## Information given
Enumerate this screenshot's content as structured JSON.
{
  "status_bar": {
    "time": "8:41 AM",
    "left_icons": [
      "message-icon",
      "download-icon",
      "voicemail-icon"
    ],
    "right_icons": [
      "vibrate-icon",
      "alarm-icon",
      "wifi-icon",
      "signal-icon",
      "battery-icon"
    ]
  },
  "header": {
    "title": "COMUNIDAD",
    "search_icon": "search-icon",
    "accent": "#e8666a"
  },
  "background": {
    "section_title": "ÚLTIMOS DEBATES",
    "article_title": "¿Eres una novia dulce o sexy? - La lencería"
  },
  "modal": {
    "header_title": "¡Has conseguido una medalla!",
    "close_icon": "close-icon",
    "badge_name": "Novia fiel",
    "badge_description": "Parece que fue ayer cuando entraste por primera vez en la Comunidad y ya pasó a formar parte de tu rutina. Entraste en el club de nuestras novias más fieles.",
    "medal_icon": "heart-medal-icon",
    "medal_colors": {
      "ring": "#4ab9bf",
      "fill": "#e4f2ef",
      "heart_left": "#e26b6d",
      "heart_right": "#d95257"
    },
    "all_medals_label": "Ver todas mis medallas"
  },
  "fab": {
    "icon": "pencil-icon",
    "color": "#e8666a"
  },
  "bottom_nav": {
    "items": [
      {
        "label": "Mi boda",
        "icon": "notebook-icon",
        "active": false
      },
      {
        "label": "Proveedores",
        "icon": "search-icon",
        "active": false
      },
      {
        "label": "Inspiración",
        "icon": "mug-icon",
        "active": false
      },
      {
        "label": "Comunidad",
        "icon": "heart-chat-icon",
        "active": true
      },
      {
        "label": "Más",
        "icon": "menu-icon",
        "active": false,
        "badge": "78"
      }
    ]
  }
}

## Short problem
Copy the records above exactly as they appear.

## Answer to this problem
Enumerate this screenshot's content as structured JSON.
{
  "status_bar": {
    "time": "8:41 AM",
    "left_icons": [
      "message-icon",
      "download-icon",
      "voicemail-icon"
    ],
    "right_icons": [
      "vibrate-icon",
      "alarm-icon",
      "wifi-icon",
      "signal-icon",
      "battery-icon"
    ]
  },
  "header": {
    "title": "COMUNIDAD",
    "search_icon": "search-icon",
    "accent": "#e8666a"
  },
  "background": {
    "section_title": "ÚLTIMOS DEBATES",
    "article_title": "¿Eres una novia dulce o sexy? - La lencería"
  },
  "modal": {
    "header_title": "¡Has conseguido una medalla!",
    "close_icon": "close-icon",
    "badge_name": "Novia fiel",
    "badge_description": "Parece que fue ayer cuando entraste por primera vez en la Comunidad y ya pasó a formar parte de tu rutina. Entraste en el club de nuestras novias más fieles.",
    "medal_icon": "heart-medal-icon",
    "medal_colors": {
      "ring": "#4ab9bf",
      "fill": "#e4f2ef",
      "heart_left": "#e26b6d",
      "heart_right": "#d95257"
    },
    "all_medals_label": "Ver todas mis medallas"
  },
  "fab": {
    "icon": "pencil-icon",
    "color": "#e8666a"
  },
  "bottom_nav": {
    "items": [
      {
        "label": "Mi boda",
        "icon": "notebook-icon",
        "active": false
      },
      {
        "label": "Proveedores",
        "icon": "search-icon",
        "active": false
      },
      {
        "label": "Inspiración",
        "icon": "mug-icon",
        "active": false
      },
      {
        "label": "Comunidad",
        "icon": "heart-chat-icon",
        "active": true
      },
      {
        "label": "Más",
        "icon": "menu-icon",
        "active": false,
        "badge": "78"
      }
    ]
  }
}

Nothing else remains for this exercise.